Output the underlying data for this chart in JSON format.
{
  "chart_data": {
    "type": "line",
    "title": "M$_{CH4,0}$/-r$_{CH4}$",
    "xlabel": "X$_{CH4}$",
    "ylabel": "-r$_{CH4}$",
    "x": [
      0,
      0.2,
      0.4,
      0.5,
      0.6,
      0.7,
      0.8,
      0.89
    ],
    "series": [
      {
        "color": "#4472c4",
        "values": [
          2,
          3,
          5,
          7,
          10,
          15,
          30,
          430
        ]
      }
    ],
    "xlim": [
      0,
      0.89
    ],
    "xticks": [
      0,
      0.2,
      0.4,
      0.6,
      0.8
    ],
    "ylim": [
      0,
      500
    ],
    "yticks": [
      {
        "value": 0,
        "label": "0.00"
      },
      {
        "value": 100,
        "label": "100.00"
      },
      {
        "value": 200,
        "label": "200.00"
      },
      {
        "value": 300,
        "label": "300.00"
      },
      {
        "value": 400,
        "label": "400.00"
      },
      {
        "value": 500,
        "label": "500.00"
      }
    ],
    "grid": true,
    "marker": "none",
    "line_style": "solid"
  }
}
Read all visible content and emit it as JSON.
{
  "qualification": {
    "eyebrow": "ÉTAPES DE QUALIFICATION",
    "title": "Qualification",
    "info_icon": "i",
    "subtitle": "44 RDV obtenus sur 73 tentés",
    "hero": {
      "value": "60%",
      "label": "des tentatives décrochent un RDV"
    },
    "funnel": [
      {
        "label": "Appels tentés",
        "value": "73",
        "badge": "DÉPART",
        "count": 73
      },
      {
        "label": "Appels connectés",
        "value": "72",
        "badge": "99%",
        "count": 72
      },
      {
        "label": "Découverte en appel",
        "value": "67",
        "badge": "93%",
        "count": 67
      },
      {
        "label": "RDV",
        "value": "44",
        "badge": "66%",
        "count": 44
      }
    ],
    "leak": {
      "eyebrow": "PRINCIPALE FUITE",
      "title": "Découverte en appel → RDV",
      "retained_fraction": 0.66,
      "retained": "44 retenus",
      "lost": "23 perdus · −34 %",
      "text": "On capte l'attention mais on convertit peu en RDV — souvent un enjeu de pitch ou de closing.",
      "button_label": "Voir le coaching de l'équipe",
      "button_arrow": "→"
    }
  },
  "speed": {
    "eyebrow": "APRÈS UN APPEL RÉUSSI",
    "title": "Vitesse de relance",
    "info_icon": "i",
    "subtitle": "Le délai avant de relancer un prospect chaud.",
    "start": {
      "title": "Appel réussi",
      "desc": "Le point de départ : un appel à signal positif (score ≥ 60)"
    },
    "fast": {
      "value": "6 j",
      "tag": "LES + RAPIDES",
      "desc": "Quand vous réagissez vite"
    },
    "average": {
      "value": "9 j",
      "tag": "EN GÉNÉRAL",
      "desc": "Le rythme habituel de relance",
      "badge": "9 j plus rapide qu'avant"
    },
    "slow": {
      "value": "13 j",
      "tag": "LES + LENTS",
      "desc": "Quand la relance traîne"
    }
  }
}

★ ★ ★ ★ ★

_What the exercise asks_. Your task is to quote the listing above word for word.

_Result for this exercise_.
Output the underlying data for this chart in JSON format.
{
  "chart_data": {
    "type": "line",
    "title": "M$_{CH4,0}$/-r$_{CH4}$",
    "xlabel": "X$_{CH4}$",
    "ylabel": "-r$_{CH4}$",
    "x": [
      0,
      0.2,
      0.4,
      0.5,
      0.6,
      0.7,
      0.8,
      0.89
    ],
    "series": [
      {
        "color": "#4472c4",
        "values": [
          2,
          3,
          5,
          7,
          10,
          15,
          30,
          430
        ]
      }
    ],
    "xlim": [
      0,
      0.89
    ],
    "xticks": [
      0,
      0.2,
      0.4,
      0.6,
      0.8
    ],
    "ylim": [
      0,
      500
    ],
    "yticks": [
      {
        "value": 0,
        "label": "0.00"
      },
      {
        "value": 100,
        "label": "100.00"
      },
      {
        "value": 200,
        "label": "200.00"
      },
      {
        "value": 300,
        "label": "300.00"
      },
      {
        "value": 400,
        "label": "400.00"
      },
      {
        "value": 500,
        "label": "500.00"
      }
    ],
    "grid": true,
    "marker": "none",
    "line_style": "solid"
  }
}
Read all visible content and emit it as JSON.
{
  "qualification": {
    "eyebrow": "ÉTAPES DE QUALIFICATION",
    "title": "Qualification",
    "info_icon": "i",
    "subtitle": "44 RDV obtenus sur 73 tentés",
    "hero": {
      "value": "60%",
      "label": "des tentatives décrochent un RDV"
    },
    "funnel": [
      {
        "label": "Appels tentés",
        "value": "73",
        "badge": "DÉPART",
        "count": 73
      },
      {
        "label": "Appels connectés",
        "value": "72",
        "badge": "99%",
        "count": 72
      },
      {
        "label": "Découverte en appel",
        "value": "67",
        "badge": "93%",
        "count": 67
      },
      {
        "label": "RDV",
        "value": "44",
        "badge": "66%",
        "count": 44
      }
    ],
    "leak": {
      "eyebrow": "PRINCIPALE FUITE",
      "title": "Découverte en appel → RDV",
      "retained_fraction": 0.66,
      "retained": "44 retenus",
      "lost": "23 perdus · −34 %",
      "text": "On capte l'attention mais on convertit peu en RDV — souvent un enjeu de pitch ou de closing.",
      "button_label": "Voir le coaching de l'équipe",
      "button_arrow": "→"
    }
  },
  "speed": {
    "eyebrow": "APRÈS UN APPEL RÉUSSI",
    "title": "Vitesse de relance",
    "info_icon": "i",
    "subtitle": "Le délai avant de relancer un prospect chaud.",
    "start": {
      "title": "Appel réussi",
      "desc": "Le point de départ : un appel à signal positif (score ≥ 60)"
    },
    "fast": {
      "value": "6 j",
      "tag": "LES + RAPIDES",
      "desc": "Quand vous réagissez vite"
    },
    "average": {
      "value": "9 j",
      "tag": "EN GÉNÉRAL",
      "desc": "Le rythme habituel de relance",
      "badge": "9 j plus rapide qu'avant"
    },
    "slow": {
      "value": "13 j",
      "tag": "LES + LENTS",
      "desc": "Quand la relance traîne"
    }
  }
}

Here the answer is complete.